Determine how many lines hold "executed" and give only that number.

***

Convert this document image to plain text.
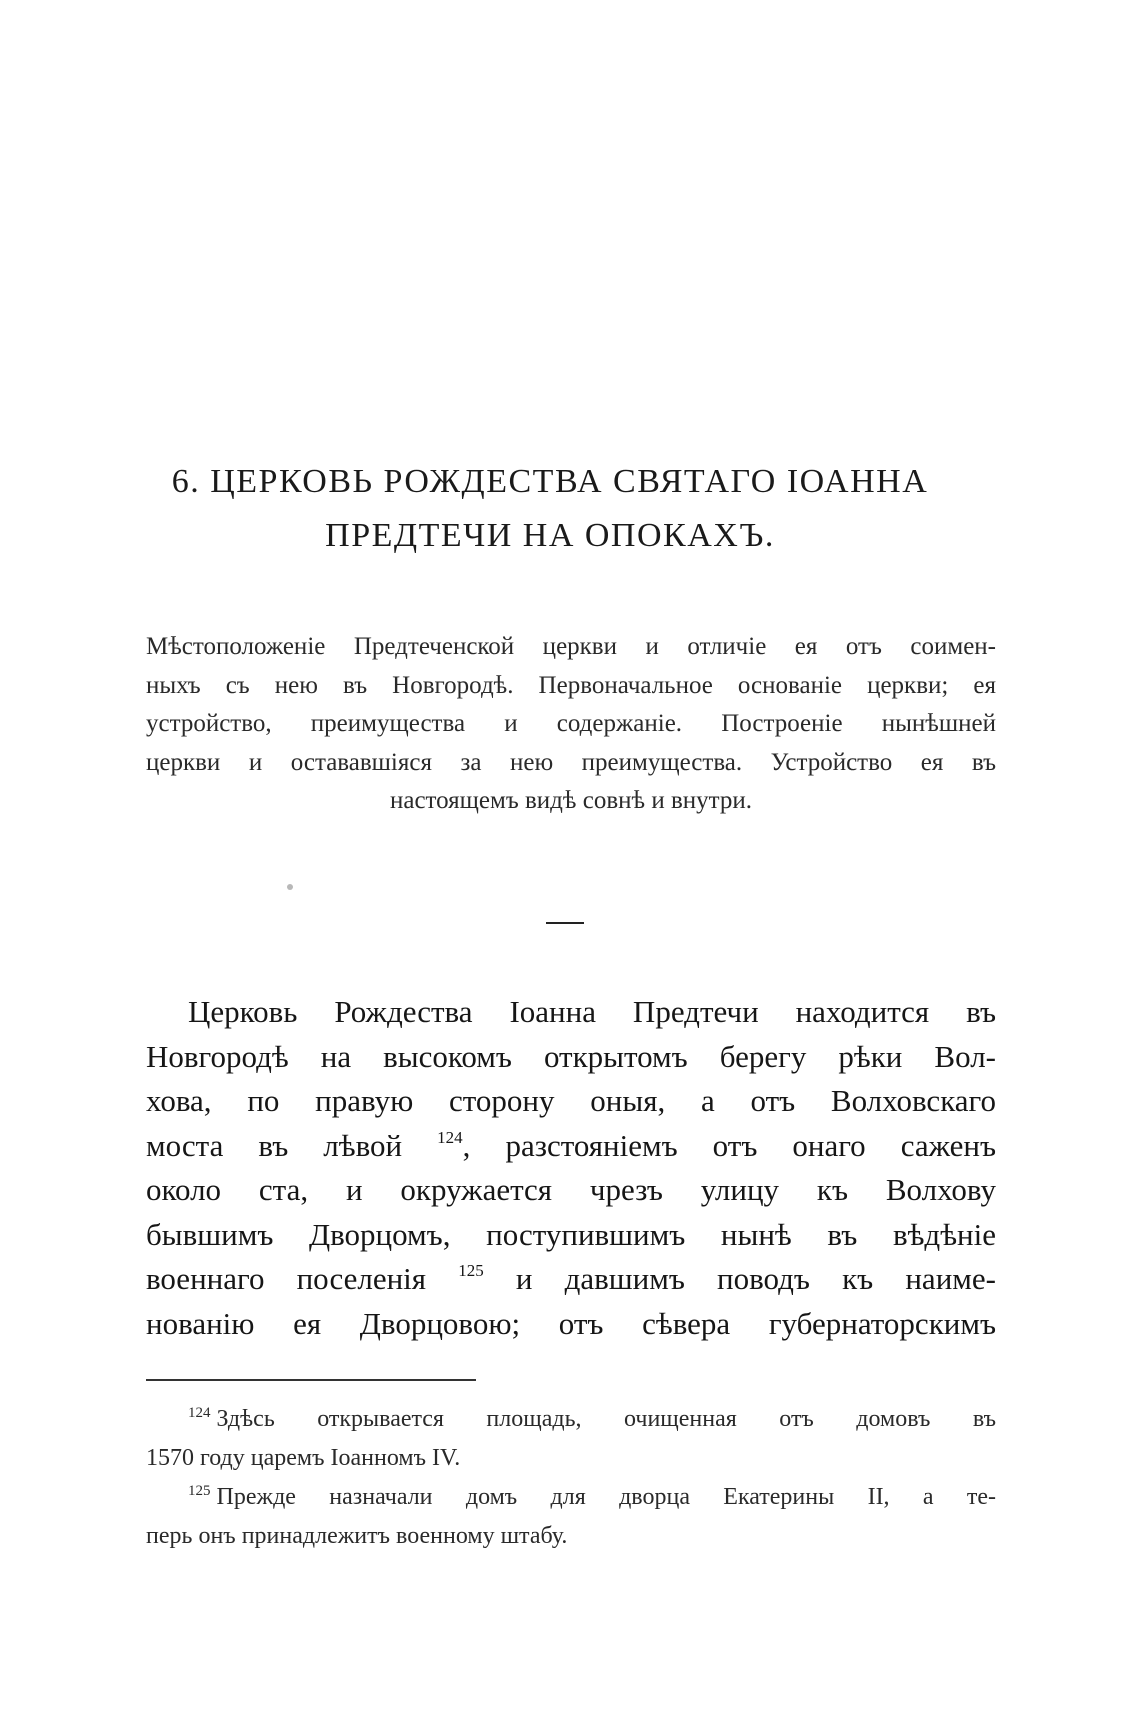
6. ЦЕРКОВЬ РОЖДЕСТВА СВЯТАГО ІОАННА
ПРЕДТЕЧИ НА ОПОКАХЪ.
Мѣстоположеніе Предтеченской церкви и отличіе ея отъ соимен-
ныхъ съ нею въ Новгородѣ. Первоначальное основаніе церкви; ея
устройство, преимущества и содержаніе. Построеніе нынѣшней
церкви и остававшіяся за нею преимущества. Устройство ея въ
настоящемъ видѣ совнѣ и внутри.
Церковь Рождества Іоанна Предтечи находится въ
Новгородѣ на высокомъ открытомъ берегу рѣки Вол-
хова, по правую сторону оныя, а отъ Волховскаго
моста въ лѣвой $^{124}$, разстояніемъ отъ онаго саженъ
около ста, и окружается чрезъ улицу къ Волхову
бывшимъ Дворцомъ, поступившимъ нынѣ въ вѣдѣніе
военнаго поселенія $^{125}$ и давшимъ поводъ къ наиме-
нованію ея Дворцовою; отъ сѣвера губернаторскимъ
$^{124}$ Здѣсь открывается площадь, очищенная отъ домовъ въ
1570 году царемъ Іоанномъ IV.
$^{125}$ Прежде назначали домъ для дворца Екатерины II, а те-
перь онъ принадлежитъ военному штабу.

***

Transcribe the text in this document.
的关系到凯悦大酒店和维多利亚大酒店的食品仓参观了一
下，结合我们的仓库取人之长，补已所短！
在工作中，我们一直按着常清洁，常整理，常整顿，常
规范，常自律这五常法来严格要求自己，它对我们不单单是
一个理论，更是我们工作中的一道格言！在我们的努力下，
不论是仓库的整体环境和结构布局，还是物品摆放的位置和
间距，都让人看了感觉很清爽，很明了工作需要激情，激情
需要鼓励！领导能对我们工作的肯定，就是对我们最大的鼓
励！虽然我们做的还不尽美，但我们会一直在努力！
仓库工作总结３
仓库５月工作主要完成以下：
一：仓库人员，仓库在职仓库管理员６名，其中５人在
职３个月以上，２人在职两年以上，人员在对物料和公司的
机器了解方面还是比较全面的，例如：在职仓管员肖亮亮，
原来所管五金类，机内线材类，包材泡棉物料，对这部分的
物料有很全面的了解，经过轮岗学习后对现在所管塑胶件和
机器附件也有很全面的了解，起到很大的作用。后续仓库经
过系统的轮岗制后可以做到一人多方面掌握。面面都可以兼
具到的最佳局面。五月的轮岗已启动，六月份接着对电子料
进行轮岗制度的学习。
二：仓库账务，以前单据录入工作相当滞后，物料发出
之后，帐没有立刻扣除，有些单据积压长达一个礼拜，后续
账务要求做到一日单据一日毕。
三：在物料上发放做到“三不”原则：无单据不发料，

***

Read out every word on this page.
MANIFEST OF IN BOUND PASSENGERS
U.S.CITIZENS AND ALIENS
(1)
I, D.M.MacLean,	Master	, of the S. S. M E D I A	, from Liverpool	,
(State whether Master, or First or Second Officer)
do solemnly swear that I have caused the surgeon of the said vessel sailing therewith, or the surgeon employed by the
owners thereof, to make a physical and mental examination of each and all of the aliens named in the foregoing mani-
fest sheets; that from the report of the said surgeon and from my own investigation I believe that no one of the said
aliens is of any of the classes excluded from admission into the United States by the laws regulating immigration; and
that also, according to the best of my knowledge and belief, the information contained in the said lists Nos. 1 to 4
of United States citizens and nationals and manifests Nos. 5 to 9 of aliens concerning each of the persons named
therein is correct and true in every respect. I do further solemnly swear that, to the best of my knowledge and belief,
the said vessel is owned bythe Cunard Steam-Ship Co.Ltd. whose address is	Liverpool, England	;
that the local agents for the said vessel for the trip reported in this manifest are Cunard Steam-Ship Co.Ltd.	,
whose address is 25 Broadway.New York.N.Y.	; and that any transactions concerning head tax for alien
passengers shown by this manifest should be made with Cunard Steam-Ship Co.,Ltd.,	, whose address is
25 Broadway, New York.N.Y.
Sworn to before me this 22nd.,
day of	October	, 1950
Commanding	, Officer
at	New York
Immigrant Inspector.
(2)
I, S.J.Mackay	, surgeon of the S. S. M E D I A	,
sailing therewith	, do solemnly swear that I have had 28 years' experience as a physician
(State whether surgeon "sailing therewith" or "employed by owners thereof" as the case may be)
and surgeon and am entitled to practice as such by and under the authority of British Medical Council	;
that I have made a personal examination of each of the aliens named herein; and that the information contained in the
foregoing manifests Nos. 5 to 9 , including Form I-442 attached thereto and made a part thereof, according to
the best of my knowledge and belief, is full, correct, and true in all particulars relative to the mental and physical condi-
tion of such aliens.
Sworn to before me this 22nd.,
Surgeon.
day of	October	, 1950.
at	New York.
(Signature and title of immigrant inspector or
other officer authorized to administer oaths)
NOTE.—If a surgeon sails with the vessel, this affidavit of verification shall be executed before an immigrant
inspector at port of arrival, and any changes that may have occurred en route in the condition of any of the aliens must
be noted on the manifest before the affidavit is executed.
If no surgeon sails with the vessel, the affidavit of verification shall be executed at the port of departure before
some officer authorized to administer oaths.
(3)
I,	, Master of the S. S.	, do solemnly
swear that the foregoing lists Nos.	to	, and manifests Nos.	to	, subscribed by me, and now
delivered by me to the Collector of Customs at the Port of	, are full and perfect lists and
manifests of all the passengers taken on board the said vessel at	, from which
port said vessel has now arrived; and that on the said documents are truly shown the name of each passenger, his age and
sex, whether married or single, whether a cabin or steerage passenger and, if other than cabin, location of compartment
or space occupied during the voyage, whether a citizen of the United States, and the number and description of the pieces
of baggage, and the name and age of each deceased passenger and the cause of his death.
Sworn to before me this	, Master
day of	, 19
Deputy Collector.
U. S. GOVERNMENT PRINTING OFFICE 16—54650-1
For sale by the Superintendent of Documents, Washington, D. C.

***

— Answer below —
3